▸ **Source material**:
•••

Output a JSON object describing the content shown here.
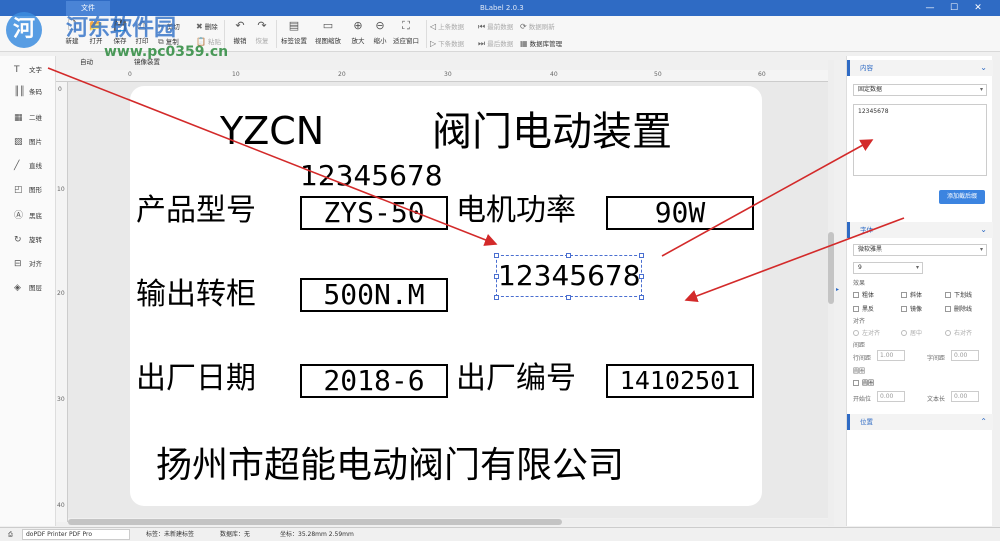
{
  "titlebar": {
    "file_tab": "文件",
    "app_title": "BLabel 2.0.3",
    "min": "—",
    "max": "☐",
    "close": "✕"
  },
  "watermark": {
    "text": "河东软件园",
    "url": "www.pc0359.cn",
    "logo": "河"
  },
  "ribbon": {
    "new": "新建",
    "open": "打开",
    "save": "保存",
    "print": "打印",
    "cut": "剪切",
    "copy": "复制",
    "paste": "粘贴",
    "delete": "删除",
    "auto": "自动",
    "mirror": "镜像装置",
    "undo": "撤销",
    "redo": "恢复",
    "label_settings": "标签设置",
    "view_zoom": "视图缩放",
    "zoom_in": "放大",
    "zoom_out": "缩小",
    "fit_window": "适应窗口",
    "prev_record": "上条数据",
    "next_record": "下条数据",
    "latest_record": "最前数据",
    "last_record": "最后数据",
    "refresh_data": "数据刷新",
    "db_manage": "数据库管理"
  },
  "tools": [
    "文字",
    "条码",
    "二维",
    "图片",
    "直线",
    "图形",
    "黑底",
    "旋转",
    "对齐",
    "图层"
  ],
  "ruler": {
    "h": [
      "0",
      "10",
      "20",
      "30",
      "40",
      "50",
      "60"
    ],
    "v": [
      "0",
      "10",
      "20",
      "30",
      "40"
    ]
  },
  "label": {
    "brand": "YZCN",
    "product_title": "阀门电动装置",
    "top_number": "12345678",
    "model_label": "产品型号",
    "model_value": "ZYS-50",
    "power_label": "电机功率",
    "power_value": "90W",
    "selected_text": "12345678",
    "torque_label": "输出转柜",
    "torque_value": "500N.M",
    "date_label": "出厂日期",
    "date_value": "2018-6",
    "serial_label": "出厂编号",
    "serial_value": "14102501",
    "company": "扬州市超能电动阀门有限公司"
  },
  "panel": {
    "content": {
      "title": "内容",
      "source": "固定数据",
      "text": "12345678",
      "add_button": "添加截后缀"
    },
    "font": {
      "title": "字体",
      "family": "微软雅黑",
      "size": "9",
      "effects_label": "效果",
      "bold": "粗体",
      "italic": "斜体",
      "underline": "下划线",
      "invert": "黑反",
      "mirror": "镜像",
      "strike": "删除线",
      "align_label": "对齐",
      "left": "左对齐",
      "center": "居中",
      "right": "右对齐",
      "spacing_label": "间距",
      "line_spacing": "行间距",
      "line_spacing_value": "1.00",
      "char_spacing": "字间距",
      "char_spacing_value": "0.00",
      "arc_label": "圆圈",
      "arc": "圆圈",
      "start_angle": "开始位",
      "start_angle_value": "0.00",
      "text_length": "文本长",
      "text_length_value": "0.00"
    },
    "position": {
      "title": "位置"
    }
  },
  "status": {
    "printer": "doPDF Printer PDF Pro",
    "label_name": "标签：未新建标签",
    "database": "数据库：无",
    "coords": "坐标：35.28mm 2.59mm"
  },
  "colors": {
    "accent": "#2f6bc4",
    "arrow": "#d32a2a"
  }
}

•••

▸ **What you are asked to do**:
Leave out the pictures and print every line of the data exactly.

▸ **Final answer**:
Output a JSON object describing the content shown here.
{
  "titlebar": {
    "file_tab": "文件",
    "app_title": "BLabel 2.0.3",
    "min": "—",
    "max": "☐",
    "close": "✕"
  },
  "watermark": {
    "text": "河东软件园",
    "url": "www.pc0359.cn",
    "logo": "河"
  },
  "ribbon": {
    "new": "新建",
    "open": "打开",
    "save": "保存",
    "print": "打印",
    "cut": "剪切",
    "copy": "复制",
    "paste": "粘贴",
    "delete": "删除",
    "auto": "自动",
    "mirror": "镜像装置",
    "undo": "撤销",
    "redo": "恢复",
    "label_settings": "标签设置",
    "view_zoom": "视图缩放",
    "zoom_in": "放大",
    "zoom_out": "缩小",
    "fit_window": "适应窗口",
    "prev_record": "上条数据",
    "next_record": "下条数据",
    "latest_record": "最前数据",
    "last_record": "最后数据",
    "refresh_data": "数据刷新",
    "db_manage": "数据库管理"
  },
  "tools": [
    "文字",
    "条码",
    "二维",
    "图片",
    "直线",
    "图形",
    "黑底",
    "旋转",
    "对齐",
    "图层"
  ],
  "ruler": {
    "h": [
      "0",
      "10",
      "20",
      "30",
      "40",
      "50",
      "60"
    ],
    "v": [
      "0",
      "10",
      "20",
      "30",
      "40"
    ]
  },
  "label": {
    "brand": "YZCN",
    "product_title": "阀门电动装置",
    "top_number": "12345678",
    "model_label": "产品型号",
    "model_value": "ZYS-50",
    "power_label": "电机功率",
    "power_value": "90W",
    "selected_text": "12345678",
    "torque_label": "输出转柜",
    "torque_value": "500N.M",
    "date_label": "出厂日期",
    "date_value": "2018-6",
    "serial_label": "出厂编号",
    "serial_value": "14102501",
    "company": "扬州市超能电动阀门有限公司"
  },
  "panel": {
    "content": {
      "title": "内容",
      "source": "固定数据",
      "text": "12345678",
      "add_button": "添加截后缀"
    },
    "font": {
      "title": "字体",
      "family": "微软雅黑",
      "size": "9",
      "effects_label": "效果",
      "bold": "粗体",
      "italic": "斜体",
      "underline": "下划线",
      "invert": "黑反",
      "mirror": "镜像",
      "strike": "删除线",
      "align_label": "对齐",
      "left": "左对齐",
      "center": "居中",
      "right": "右对齐",
      "spacing_label": "间距",
      "line_spacing": "行间距",
      "line_spacing_value": "1.00",
      "char_spacing": "字间距",
      "char_spacing_value": "0.00",
      "arc_label": "圆圈",
      "arc": "圆圈",
      "start_angle": "开始位",
      "start_angle_value": "0.00",
      "text_length": "文本长",
      "text_length_value": "0.00"
    },
    "position": {
      "title": "位置"
    }
  },
  "status": {
    "printer": "doPDF Printer PDF Pro",
    "label_name": "标签：未新建标签",
    "database": "数据库：无",
    "coords": "坐标：35.28mm 2.59mm"
  },
  "colors": {
    "accent": "#2f6bc4",
    "arrow": "#d32a2a"
  }
}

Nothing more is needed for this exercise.